Below are the records; locate each line with the word "Maret" and copy it.

# # #

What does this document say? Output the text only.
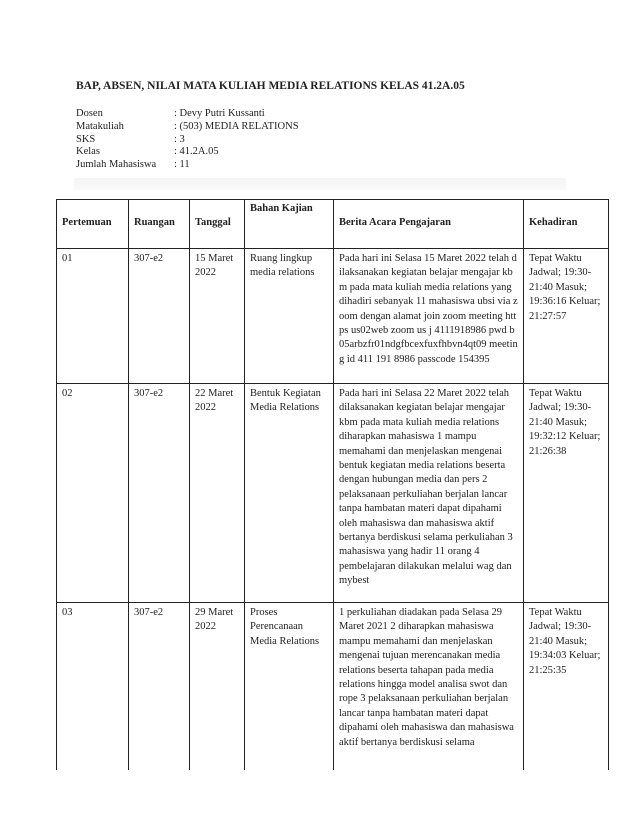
BAP, ABSEN, NILAI MATA KULIAH MEDIA RELATIONS KELAS 41.2A.05
Dosen	: Devy Putri Kussanti
Matakuliah	: (503) MEDIA RELATIONS
SKS	: 3
Kelas	: 41.2A.05
Jumlah Mahasiswa	: 11
Pertemuan	Ruangan	Tanggal	Bahan Kajian	Berita Acara Pengajaran	Kehadiran

01	307-e2	15 Maret 2022	Ruang lingkup media relations	Pada hari ini Selasa 15 Maret 2022 telah dilaksanakan kegiatan belajar mengajar kbm pada mata kuliah media relations yang dihadiri sebanyak 11 mahasiswa ubsi via zoom dengan alamat join zoom meeting https us02web zoom us j 4111918986 pwd b05arbzfr01ndgfbcexfuxfhbvn4qt09 meeting id 411 191 8986 passcode 154395	Tepat Waktu Jadwal; 19:30-21:40 Masuk; 19:36:16 Keluar; 21:27:57
02	307-e2	22 Maret 2022	Bentuk Kegiatan Media Relations	Pada hari ini Selasa 22 Maret 2022 telah dilaksanakan kegiatan belajar mengajar kbm pada mata kuliah media relations diharapkan mahasiswa 1 mampu memahami dan menjelaskan mengenai bentuk kegiatan media relations beserta dengan hubungan media dan pers 2 pelaksanaan perkuliahan berjalan lancar tanpa hambatan materi dapat dipahami oleh mahasiswa dan mahasiswa aktif bertanya berdiskusi selama perkuliahan 3 mahasiswa yang hadir 11 orang 4 pembelajaran dilakukan melalui wag dan mybest	Tepat Waktu Jadwal; 19:30-21:40 Masuk; 19:32:12 Keluar; 21:26:38
03	307-e2	29 Maret 2022	Proses Perencanaan Media Relations	1 perkuliahan diadakan pada Selasa 29 Maret 2021 2 diharapkan mahasiswa mampu memahami dan menjelaskan mengenai tujuan merencanakan media relations beserta tahapan pada media relations hingga model analisa swot dan rope 3 pelaksanaan perkuliahan berjalan lancar tanpa hambatan materi dapat dipahami oleh mahasiswa dan mahasiswa aktif bertanya berdiskusi selama	Tepat Waktu Jadwal; 19:30-21:40 Masuk; 19:34:03 Keluar; 21:25:35
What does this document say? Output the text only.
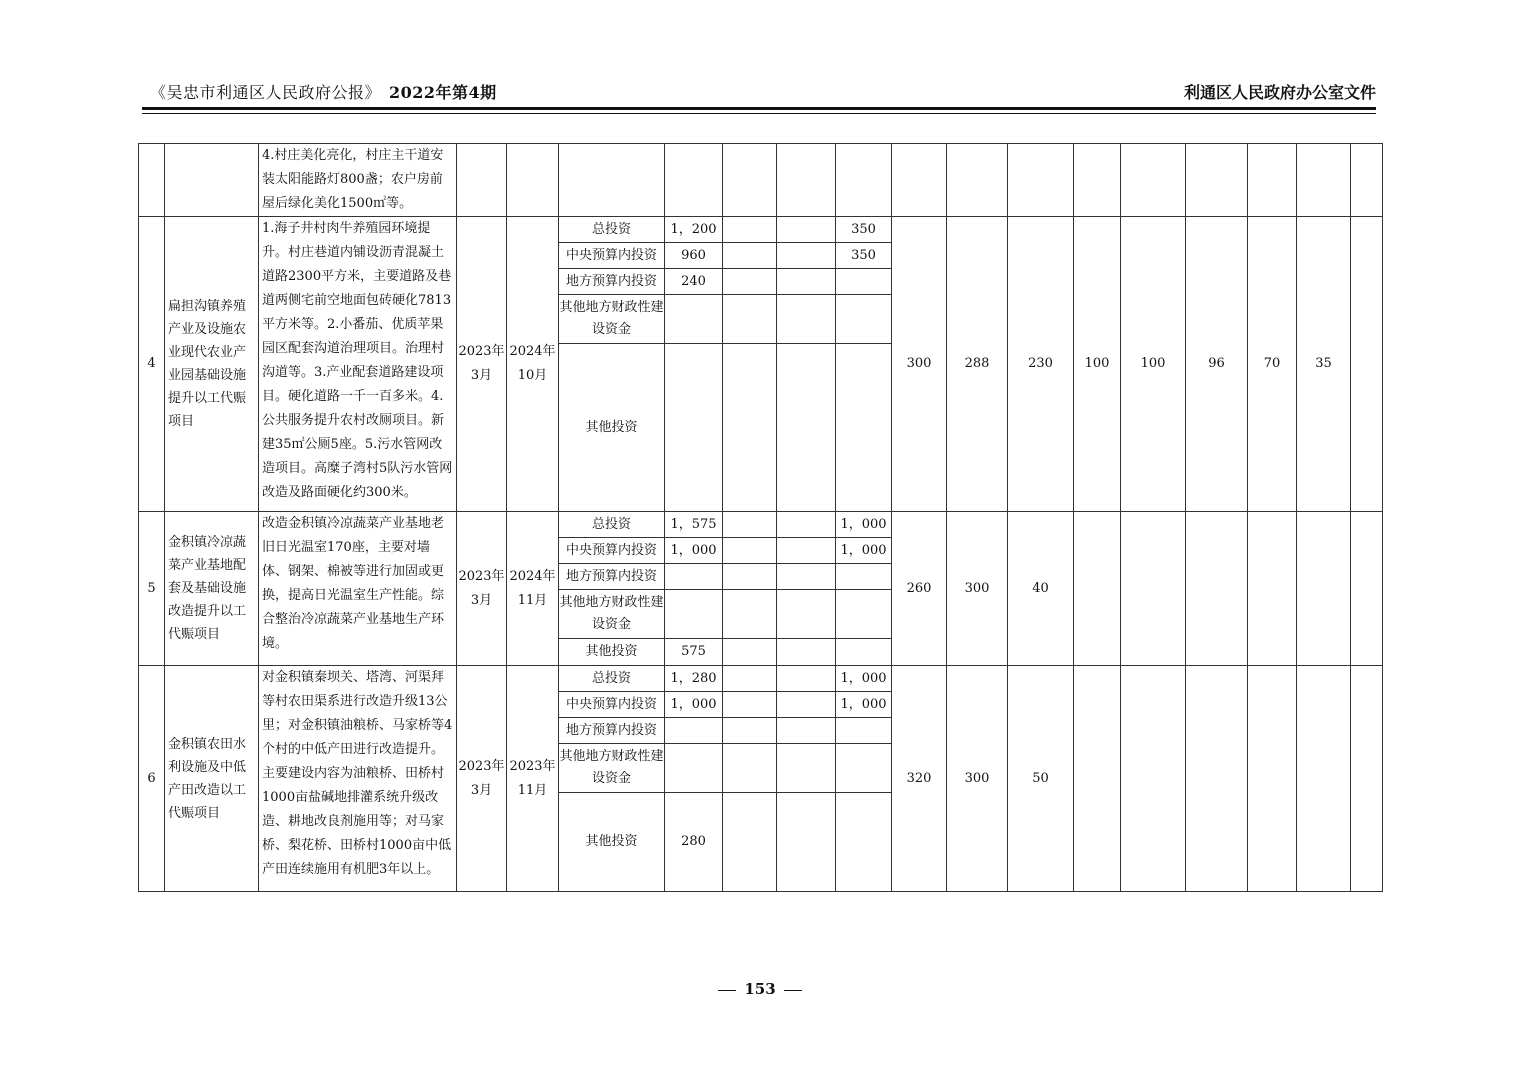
《吴忠市利通区人民政府公报》 2022年第4期	利通区人民政府办公室文件
		4.村庄美化亮化，村庄主干道安装太阳能路灯800盏；农户房前屋后绿化美化1500㎡等。																
4	扁担沟镇养殖产业及设施农业现代农业产业园基础设施提升以工代赈项目	1.海子井村肉牛养殖园环境提升。村庄巷道内铺设沥青混凝土道路2300平方米，主要道路及巷道两侧宅前空地面包砖硬化7813平方米等。2.小番茄、优质苹果园区配套沟道治理项目。治理村沟道等。3.产业配套道路建设项目。硬化道路一千一百多米。4.公共服务提升农村改厕项目。新建35㎡公厕5座。5.污水管网改造项目。高糜子湾村5队污水管网改造及路面硬化约300米。	2023年3月	2024年10月	总投资	1，200			350	300	288	230	100	100	96	70	35	
					中央预算内投资	960			350									
					地方预算内投资	240												
					其他地方财政性建设资金													
					其他投资													
5	金积镇冷凉蔬菜产业基地配套及基础设施改造提升以工代赈项目	改造金积镇冷凉蔬菜产业基地老旧日光温室170座，主要对墙体、钢架、棉被等进行加固或更换，提高日光温室生产性能。综合整治冷凉蔬菜产业基地生产环境。	2023年3月	2024年11月	总投资	1，575			1，000	260	300	40						
					中央预算内投资	1，000			1，000									
					地方预算内投资													
					其他地方财政性建设资金													
					其他投资	575												
6	金积镇农田水利设施及中低产田改造以工代赈项目	对金积镇秦坝关、塔湾、河渠拜等村农田渠系进行改造升级13公里；对金积镇油粮桥、马家桥等4个村的中低产田进行改造提升。主要建设内容为油粮桥、田桥村1000亩盐碱地排灌系统升级改造、耕地改良剂施用等；对马家桥、梨花桥、田桥村1000亩中低产田连续施用有机肥3年以上。	2023年3月	2023年11月	总投资	1，280			1，000	320	300	50						
					中央预算内投资	1，000			1，000									
					地方预算内投资													
					其他地方财政性建设资金													
					其他投资	280												
153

# # #

Answer to this problem
01	307-e2	15 Maret 2022	Ruang lingkup media relations	Pada hari ini Selasa 15 Maret 2022 telah dilaksanakan kegiatan belajar mengajar kbm pada mata kuliah media relations yang dihadiri sebanyak 11 mahasiswa ubsi via zoom dengan alamat join zoom meeting https us02web zoom us j 4111918986 pwd b05arbzfr01ndgfbcexfuxfhbvn4qt09 meeting id 411 191 8986 passcode 154395	Tepat Waktu Jadwal; 19:30-21:40 Masuk; 19:36:16 Keluar; 21:27:57
02	307-e2	22 Maret 2022	Bentuk Kegiatan Media Relations	Pada hari ini Selasa 22 Maret 2022 telah dilaksanakan kegiatan belajar mengajar kbm pada mata kuliah media relations diharapkan mahasiswa 1 mampu memahami dan menjelaskan mengenai bentuk kegiatan media relations beserta dengan hubungan media dan pers 2 pelaksanaan perkuliahan berjalan lancar tanpa hambatan materi dapat dipahami oleh mahasiswa dan mahasiswa aktif bertanya berdiskusi selama perkuliahan 3 mahasiswa yang hadir 11 orang 4 pembelajaran dilakukan melalui wag dan mybest	Tepat Waktu Jadwal; 19:30-21:40 Masuk; 19:32:12 Keluar; 21:26:38
03	307-e2	29 Maret 2022	Proses Perencanaan Media Relations	1 perkuliahan diadakan pada Selasa 29 Maret 2021 2 diharapkan mahasiswa mampu memahami dan menjelaskan mengenai tujuan merencanakan media relations beserta tahapan pada media relations hingga model analisa swot dan rope 3 pelaksanaan perkuliahan berjalan lancar tanpa hambatan materi dapat dipahami oleh mahasiswa dan mahasiswa aktif bertanya berdiskusi selama	Tepat Waktu Jadwal; 19:30-21:40 Masuk; 19:34:03 Keluar; 21:25:35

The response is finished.